Task details: Check every line for the word "Juice" and state how many lines have it. Reply with the number alone.
** START Information given **
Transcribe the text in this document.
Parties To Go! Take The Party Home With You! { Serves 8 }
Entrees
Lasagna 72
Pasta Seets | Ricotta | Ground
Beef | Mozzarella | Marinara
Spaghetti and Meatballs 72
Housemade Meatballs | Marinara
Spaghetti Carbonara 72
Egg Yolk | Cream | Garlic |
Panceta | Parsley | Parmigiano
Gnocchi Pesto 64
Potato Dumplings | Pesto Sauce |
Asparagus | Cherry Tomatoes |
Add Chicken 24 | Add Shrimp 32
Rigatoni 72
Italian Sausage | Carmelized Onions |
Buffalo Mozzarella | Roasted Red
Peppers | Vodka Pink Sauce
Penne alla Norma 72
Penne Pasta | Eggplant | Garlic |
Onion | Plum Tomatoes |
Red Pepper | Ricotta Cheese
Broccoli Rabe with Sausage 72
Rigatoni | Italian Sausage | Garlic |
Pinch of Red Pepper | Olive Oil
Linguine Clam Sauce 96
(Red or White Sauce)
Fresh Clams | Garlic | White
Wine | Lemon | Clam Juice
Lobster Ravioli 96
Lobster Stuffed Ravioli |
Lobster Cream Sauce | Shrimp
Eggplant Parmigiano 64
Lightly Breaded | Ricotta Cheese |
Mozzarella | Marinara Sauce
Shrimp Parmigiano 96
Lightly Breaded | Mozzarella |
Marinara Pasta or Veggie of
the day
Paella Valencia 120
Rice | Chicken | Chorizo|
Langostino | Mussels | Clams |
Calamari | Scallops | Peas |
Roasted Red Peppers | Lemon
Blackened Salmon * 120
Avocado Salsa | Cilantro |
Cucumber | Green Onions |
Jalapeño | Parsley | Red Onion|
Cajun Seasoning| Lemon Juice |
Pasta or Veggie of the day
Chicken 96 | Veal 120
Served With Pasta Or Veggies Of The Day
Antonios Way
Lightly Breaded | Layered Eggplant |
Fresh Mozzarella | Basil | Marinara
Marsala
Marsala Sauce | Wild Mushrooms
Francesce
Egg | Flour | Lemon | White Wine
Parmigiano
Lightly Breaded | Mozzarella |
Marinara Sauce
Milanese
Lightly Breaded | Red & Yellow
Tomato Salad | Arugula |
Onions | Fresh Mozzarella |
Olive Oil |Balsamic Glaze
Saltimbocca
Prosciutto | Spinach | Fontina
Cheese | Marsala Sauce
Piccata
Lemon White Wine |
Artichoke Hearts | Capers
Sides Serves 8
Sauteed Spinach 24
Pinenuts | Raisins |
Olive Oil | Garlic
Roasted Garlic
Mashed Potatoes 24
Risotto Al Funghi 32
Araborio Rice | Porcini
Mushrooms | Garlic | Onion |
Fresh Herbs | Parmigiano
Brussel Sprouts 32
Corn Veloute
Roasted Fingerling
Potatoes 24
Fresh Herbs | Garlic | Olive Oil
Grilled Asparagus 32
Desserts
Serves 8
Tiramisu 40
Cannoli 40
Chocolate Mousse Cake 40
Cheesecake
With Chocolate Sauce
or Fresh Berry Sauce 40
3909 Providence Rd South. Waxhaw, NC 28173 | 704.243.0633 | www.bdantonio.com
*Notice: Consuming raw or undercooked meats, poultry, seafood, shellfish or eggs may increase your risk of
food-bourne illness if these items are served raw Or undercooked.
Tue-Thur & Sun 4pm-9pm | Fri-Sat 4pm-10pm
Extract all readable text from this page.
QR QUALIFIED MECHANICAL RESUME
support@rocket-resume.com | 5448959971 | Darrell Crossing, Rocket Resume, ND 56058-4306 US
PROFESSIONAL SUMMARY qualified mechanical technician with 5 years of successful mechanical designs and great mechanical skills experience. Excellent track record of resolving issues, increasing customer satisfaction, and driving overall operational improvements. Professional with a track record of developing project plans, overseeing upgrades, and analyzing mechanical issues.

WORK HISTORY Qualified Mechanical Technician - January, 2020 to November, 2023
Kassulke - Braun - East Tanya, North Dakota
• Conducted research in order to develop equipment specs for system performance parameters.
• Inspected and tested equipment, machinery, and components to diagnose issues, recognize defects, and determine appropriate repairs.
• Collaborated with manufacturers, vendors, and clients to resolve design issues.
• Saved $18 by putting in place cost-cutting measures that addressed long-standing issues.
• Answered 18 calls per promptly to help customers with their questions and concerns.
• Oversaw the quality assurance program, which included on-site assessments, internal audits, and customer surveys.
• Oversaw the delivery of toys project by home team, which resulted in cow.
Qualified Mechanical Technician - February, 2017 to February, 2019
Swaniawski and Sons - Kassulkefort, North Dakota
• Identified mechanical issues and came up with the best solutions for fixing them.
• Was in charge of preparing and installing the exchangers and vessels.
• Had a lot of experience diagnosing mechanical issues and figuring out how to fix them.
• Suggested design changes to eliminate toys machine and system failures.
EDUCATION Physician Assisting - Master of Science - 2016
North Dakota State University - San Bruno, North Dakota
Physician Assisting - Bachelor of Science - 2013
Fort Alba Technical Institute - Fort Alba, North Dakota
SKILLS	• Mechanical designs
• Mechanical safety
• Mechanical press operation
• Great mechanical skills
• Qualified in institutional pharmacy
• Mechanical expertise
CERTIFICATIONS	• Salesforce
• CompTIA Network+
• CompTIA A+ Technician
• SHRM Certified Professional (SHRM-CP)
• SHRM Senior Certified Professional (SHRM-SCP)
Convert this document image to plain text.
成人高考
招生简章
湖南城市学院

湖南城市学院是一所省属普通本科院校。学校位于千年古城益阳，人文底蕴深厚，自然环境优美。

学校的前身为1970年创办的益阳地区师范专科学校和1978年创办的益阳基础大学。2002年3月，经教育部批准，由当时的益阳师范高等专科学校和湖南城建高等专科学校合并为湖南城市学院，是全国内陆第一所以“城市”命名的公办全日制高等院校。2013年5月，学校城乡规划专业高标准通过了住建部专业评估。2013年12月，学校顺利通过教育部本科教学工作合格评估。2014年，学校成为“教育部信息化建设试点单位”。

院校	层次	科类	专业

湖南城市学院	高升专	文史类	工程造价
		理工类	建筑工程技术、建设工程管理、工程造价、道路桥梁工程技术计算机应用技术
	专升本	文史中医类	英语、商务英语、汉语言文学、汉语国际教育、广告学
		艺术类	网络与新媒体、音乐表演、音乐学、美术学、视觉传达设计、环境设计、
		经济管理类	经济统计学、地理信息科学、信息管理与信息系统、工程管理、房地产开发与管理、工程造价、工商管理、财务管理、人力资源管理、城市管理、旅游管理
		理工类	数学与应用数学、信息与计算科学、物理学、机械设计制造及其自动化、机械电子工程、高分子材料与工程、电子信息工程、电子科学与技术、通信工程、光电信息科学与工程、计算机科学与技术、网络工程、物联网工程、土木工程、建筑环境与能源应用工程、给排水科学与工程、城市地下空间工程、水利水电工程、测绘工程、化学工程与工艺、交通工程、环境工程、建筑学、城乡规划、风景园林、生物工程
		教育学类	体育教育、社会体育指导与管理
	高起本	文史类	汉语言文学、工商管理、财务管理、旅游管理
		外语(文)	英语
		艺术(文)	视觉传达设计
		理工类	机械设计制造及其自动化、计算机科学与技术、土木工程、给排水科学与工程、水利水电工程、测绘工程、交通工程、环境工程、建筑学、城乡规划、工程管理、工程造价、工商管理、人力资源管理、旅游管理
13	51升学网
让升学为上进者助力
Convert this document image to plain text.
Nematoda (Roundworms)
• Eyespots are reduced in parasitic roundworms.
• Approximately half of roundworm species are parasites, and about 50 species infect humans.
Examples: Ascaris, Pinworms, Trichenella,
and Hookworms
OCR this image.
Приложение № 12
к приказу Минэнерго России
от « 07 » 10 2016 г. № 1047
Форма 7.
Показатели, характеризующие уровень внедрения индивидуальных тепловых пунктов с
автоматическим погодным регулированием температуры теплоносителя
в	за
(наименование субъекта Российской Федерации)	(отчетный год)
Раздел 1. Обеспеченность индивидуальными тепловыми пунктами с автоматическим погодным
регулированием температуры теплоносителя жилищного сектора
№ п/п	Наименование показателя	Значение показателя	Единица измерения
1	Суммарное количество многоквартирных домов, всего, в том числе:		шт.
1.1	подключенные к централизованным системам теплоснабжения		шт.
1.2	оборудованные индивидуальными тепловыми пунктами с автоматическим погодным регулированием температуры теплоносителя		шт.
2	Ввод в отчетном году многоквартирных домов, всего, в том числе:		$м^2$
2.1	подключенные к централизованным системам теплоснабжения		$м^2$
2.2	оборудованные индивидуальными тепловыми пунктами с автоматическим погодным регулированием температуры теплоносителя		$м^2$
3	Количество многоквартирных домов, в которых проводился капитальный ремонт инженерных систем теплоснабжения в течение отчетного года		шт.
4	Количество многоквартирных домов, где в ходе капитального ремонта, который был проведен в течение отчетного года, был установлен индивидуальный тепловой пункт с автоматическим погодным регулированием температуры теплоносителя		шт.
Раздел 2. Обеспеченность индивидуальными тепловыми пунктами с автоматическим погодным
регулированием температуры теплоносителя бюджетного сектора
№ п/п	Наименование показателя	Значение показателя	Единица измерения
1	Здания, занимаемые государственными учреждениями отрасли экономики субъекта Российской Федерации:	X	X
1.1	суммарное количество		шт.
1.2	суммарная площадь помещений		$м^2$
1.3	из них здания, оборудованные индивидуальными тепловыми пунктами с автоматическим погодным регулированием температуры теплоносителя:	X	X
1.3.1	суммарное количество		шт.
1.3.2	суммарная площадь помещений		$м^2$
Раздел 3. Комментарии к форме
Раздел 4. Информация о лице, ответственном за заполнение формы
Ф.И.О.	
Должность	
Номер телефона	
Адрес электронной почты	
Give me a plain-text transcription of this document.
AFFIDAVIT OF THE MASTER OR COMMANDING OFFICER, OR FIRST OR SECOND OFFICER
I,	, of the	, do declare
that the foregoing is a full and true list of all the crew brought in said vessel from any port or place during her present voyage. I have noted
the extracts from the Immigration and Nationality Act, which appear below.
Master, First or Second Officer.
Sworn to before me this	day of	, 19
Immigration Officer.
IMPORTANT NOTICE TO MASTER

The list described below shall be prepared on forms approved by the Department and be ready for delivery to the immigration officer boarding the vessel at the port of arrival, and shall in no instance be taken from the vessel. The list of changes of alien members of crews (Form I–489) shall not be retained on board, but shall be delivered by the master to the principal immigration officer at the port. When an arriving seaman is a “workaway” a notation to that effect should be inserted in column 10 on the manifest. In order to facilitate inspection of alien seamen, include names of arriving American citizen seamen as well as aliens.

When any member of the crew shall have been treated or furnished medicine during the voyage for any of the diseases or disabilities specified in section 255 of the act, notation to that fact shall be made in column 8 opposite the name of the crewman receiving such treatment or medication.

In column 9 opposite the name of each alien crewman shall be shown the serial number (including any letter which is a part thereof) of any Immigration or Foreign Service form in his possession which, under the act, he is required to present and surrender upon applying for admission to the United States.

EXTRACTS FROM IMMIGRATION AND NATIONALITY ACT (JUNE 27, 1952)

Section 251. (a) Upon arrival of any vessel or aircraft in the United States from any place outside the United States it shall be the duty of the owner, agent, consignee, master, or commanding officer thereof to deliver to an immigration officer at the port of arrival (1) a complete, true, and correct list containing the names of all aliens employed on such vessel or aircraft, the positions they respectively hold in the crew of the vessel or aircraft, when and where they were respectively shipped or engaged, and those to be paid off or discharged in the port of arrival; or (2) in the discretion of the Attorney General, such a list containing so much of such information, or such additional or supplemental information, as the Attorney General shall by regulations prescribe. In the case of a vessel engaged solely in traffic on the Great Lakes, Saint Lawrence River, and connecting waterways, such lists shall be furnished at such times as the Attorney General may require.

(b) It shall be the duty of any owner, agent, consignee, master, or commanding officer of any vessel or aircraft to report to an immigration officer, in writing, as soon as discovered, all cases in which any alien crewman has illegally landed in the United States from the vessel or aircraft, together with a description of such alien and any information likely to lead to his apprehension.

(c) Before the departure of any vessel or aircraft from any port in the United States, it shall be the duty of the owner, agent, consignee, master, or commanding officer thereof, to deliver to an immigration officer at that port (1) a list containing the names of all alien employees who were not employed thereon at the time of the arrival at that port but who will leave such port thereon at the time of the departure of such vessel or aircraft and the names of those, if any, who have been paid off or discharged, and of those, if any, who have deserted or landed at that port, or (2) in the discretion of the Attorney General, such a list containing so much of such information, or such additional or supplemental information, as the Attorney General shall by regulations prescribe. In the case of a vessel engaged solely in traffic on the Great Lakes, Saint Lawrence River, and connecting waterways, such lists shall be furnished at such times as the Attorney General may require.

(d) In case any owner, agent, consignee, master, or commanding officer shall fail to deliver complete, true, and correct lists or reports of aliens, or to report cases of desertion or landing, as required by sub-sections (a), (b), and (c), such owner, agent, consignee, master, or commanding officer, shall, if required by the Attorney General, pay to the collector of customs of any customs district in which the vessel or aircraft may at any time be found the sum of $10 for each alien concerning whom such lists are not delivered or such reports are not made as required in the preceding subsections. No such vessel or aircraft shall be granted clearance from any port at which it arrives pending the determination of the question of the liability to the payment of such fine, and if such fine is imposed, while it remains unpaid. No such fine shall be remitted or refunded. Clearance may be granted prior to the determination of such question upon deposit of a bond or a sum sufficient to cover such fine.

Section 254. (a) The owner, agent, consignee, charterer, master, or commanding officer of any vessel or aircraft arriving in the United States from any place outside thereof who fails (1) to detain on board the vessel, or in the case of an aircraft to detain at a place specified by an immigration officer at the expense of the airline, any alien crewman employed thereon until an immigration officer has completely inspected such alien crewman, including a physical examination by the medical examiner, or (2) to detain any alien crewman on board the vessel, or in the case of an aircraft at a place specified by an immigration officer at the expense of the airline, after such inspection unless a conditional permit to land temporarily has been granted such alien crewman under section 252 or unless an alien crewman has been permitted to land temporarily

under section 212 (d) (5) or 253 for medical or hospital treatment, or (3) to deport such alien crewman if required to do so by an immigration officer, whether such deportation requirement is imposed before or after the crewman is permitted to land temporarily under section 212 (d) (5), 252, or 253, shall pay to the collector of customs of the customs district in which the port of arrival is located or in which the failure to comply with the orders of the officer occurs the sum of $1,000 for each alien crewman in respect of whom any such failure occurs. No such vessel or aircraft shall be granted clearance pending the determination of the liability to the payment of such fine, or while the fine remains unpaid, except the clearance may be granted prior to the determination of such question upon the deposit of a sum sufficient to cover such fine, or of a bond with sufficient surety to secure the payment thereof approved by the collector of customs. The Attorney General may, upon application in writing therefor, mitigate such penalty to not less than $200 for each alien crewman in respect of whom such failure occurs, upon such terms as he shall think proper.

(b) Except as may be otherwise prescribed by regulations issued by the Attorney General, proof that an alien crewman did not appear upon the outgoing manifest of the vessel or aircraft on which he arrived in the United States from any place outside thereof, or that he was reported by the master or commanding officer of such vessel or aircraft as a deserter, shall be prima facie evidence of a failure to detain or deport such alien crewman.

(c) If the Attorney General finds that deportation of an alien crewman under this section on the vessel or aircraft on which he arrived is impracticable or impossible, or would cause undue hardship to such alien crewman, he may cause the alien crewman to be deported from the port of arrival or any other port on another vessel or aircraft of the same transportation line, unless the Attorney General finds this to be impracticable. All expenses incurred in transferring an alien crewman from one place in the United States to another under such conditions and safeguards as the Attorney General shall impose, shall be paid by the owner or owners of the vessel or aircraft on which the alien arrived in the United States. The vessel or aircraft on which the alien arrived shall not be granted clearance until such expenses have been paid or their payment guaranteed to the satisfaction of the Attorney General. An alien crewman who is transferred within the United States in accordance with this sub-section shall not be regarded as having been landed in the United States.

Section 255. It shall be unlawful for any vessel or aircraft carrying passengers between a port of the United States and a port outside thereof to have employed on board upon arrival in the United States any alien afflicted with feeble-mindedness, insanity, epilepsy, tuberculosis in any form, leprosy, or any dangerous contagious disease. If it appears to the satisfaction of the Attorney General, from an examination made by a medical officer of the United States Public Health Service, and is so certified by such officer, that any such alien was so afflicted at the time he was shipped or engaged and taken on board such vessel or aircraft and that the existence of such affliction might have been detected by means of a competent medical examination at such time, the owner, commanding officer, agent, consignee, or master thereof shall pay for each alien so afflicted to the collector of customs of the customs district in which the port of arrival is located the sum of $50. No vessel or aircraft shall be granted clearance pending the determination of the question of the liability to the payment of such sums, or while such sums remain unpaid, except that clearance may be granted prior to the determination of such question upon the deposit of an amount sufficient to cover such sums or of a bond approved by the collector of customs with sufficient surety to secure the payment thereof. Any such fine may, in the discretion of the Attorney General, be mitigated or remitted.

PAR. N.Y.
** END Information given **
Exercise solution: 2